- [Stated exercise]:
Please transcribe the data that follows without the pictures, keeping every word the same.

(Stored items)
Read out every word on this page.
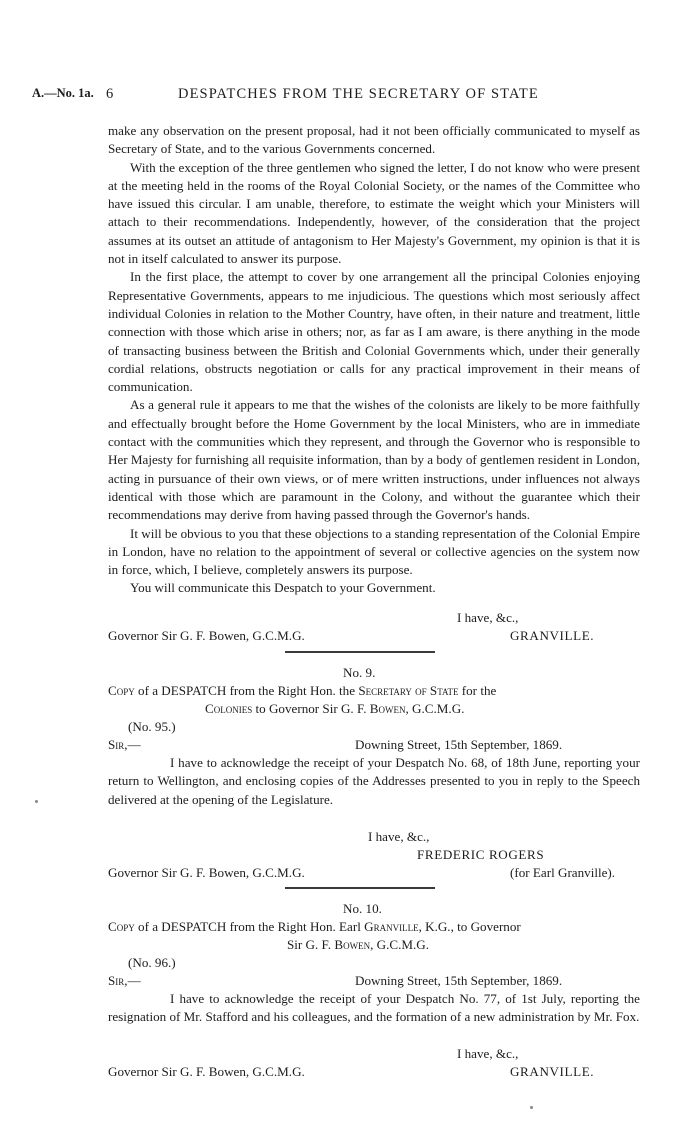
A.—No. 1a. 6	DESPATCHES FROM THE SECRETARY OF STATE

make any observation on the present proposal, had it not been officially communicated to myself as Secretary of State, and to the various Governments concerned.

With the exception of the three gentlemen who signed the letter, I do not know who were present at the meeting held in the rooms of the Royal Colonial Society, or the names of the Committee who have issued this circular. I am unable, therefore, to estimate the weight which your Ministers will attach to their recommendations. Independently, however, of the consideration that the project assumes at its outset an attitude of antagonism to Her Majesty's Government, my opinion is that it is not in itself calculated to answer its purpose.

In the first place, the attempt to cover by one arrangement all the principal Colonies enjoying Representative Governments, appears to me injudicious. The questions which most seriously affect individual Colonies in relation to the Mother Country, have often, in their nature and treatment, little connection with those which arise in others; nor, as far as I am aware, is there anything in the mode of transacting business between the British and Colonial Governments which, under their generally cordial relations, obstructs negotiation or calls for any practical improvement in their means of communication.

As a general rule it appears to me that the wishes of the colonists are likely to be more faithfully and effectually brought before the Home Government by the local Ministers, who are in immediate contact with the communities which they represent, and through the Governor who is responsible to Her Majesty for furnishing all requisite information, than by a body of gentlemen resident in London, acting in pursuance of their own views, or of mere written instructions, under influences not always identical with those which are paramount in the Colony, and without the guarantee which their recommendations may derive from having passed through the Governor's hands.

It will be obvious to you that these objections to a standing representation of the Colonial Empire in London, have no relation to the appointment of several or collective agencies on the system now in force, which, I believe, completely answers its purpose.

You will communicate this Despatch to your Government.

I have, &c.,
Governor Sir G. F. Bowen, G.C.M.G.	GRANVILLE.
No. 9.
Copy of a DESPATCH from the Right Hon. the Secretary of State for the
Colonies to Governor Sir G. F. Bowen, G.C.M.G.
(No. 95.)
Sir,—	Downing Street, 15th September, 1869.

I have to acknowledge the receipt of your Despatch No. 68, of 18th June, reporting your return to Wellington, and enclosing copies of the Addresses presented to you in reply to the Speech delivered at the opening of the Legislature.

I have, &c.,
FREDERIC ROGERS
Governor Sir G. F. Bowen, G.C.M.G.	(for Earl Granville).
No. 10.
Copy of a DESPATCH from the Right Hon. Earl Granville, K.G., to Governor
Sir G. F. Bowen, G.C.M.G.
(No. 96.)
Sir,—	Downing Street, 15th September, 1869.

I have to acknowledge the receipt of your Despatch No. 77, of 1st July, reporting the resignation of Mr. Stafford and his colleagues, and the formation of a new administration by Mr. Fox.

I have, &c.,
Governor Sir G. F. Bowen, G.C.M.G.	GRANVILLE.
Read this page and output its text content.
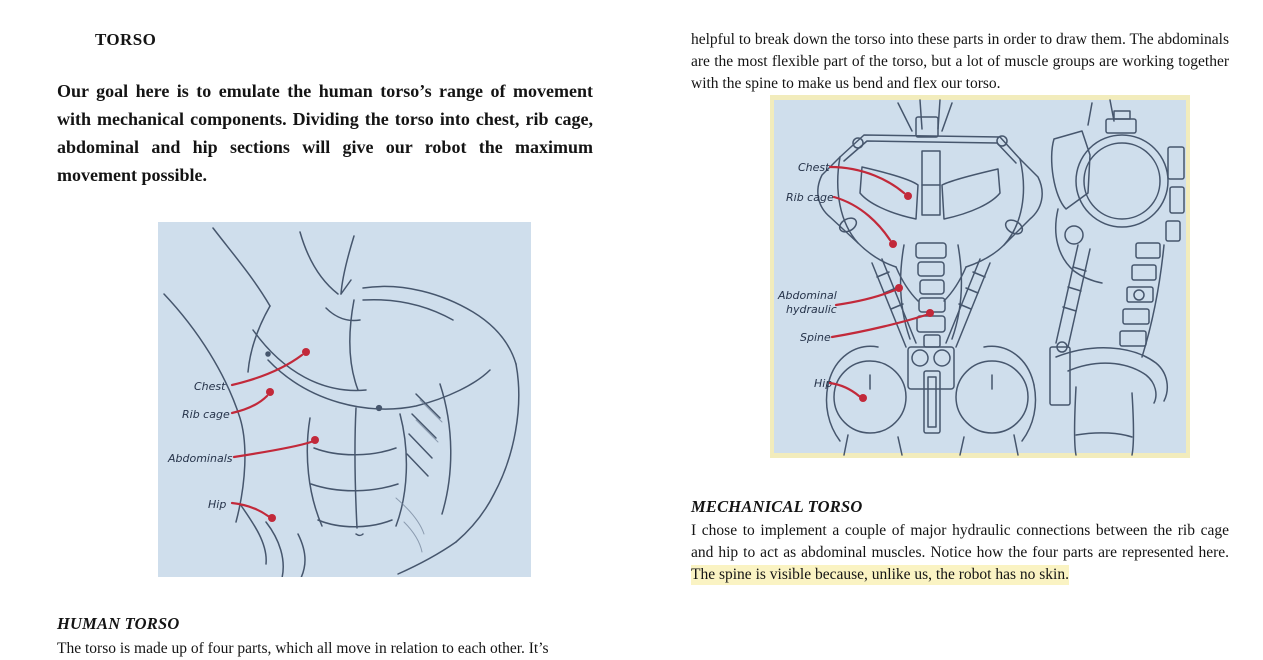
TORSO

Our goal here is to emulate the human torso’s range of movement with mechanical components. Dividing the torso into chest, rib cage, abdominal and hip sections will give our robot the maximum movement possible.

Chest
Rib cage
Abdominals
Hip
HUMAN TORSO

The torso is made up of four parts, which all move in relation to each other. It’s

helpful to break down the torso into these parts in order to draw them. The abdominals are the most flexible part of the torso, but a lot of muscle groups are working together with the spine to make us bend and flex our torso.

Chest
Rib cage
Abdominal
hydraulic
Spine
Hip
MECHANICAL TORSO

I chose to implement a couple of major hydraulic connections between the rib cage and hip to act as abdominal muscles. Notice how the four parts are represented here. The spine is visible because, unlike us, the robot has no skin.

- [Complete answer]:
Read out every word on this page.
A.—No. 1a. 6	DESPATCHES FROM THE SECRETARY OF STATE

make any observation on the present proposal, had it not been officially communicated to myself as Secretary of State, and to the various Governments concerned.

With the exception of the three gentlemen who signed the letter, I do not know who were present at the meeting held in the rooms of the Royal Colonial Society, or the names of the Committee who have issued this circular. I am unable, therefore, to estimate the weight which your Ministers will attach to their recommendations. Independently, however, of the consideration that the project assumes at its outset an attitude of antagonism to Her Majesty's Government, my opinion is that it is not in itself calculated to answer its purpose.

In the first place, the attempt to cover by one arrangement all the principal Colonies enjoying Representative Governments, appears to me injudicious. The questions which most seriously affect individual Colonies in relation to the Mother Country, have often, in their nature and treatment, little connection with those which arise in others; nor, as far as I am aware, is there anything in the mode of transacting business between the British and Colonial Governments which, under their generally cordial relations, obstructs negotiation or calls for any practical improvement in their means of communication.

As a general rule it appears to me that the wishes of the colonists are likely to be more faithfully and effectually brought before the Home Government by the local Ministers, who are in immediate contact with the communities which they represent, and through the Governor who is responsible to Her Majesty for furnishing all requisite information, than by a body of gentlemen resident in London, acting in pursuance of their own views, or of mere written instructions, under influences not always identical with those which are paramount in the Colony, and without the guarantee which their recommendations may derive from having passed through the Governor's hands.

It will be obvious to you that these objections to a standing representation of the Colonial Empire in London, have no relation to the appointment of several or collective agencies on the system now in force, which, I believe, completely answers its purpose.

You will communicate this Despatch to your Government.

I have, &c.,
Governor Sir G. F. Bowen, G.C.M.G.	GRANVILLE.
No. 9.
Copy of a DESPATCH from the Right Hon. the Secretary of State for the
Colonies to Governor Sir G. F. Bowen, G.C.M.G.
(No. 95.)
Sir,—	Downing Street, 15th September, 1869.

I have to acknowledge the receipt of your Despatch No. 68, of 18th June, reporting your return to Wellington, and enclosing copies of the Addresses presented to you in reply to the Speech delivered at the opening of the Legislature.

I have, &c.,
FREDERIC ROGERS
Governor Sir G. F. Bowen, G.C.M.G.	(for Earl Granville).
No. 10.
Copy of a DESPATCH from the Right Hon. Earl Granville, K.G., to Governor
Sir G. F. Bowen, G.C.M.G.
(No. 96.)
Sir,—	Downing Street, 15th September, 1869.

I have to acknowledge the receipt of your Despatch No. 77, of 1st July, reporting the resignation of Mr. Stafford and his colleagues, and the formation of a new administration by Mr. Fox.

I have, &c.,
Governor Sir G. F. Bowen, G.C.M.G.	GRANVILLE.
Read this page and output its text content.
TORSO

Our goal here is to emulate the human torso’s range of movement with mechanical components. Dividing the torso into chest, rib cage, abdominal and hip sections will give our robot the maximum movement possible.

Chest
Rib cage
Abdominals
Hip
HUMAN TORSO

The torso is made up of four parts, which all move in relation to each other. It’s

helpful to break down the torso into these parts in order to draw them. The abdominals are the most flexible part of the torso, but a lot of muscle groups are working together with the spine to make us bend and flex our torso.

Chest
Rib cage
Abdominal
hydraulic
Spine
Hip
MECHANICAL TORSO

I chose to implement a couple of major hydraulic connections between the rib cage and hip to act as abdominal muscles. Notice how the four parts are represented here. The spine is visible because, unlike us, the robot has no skin.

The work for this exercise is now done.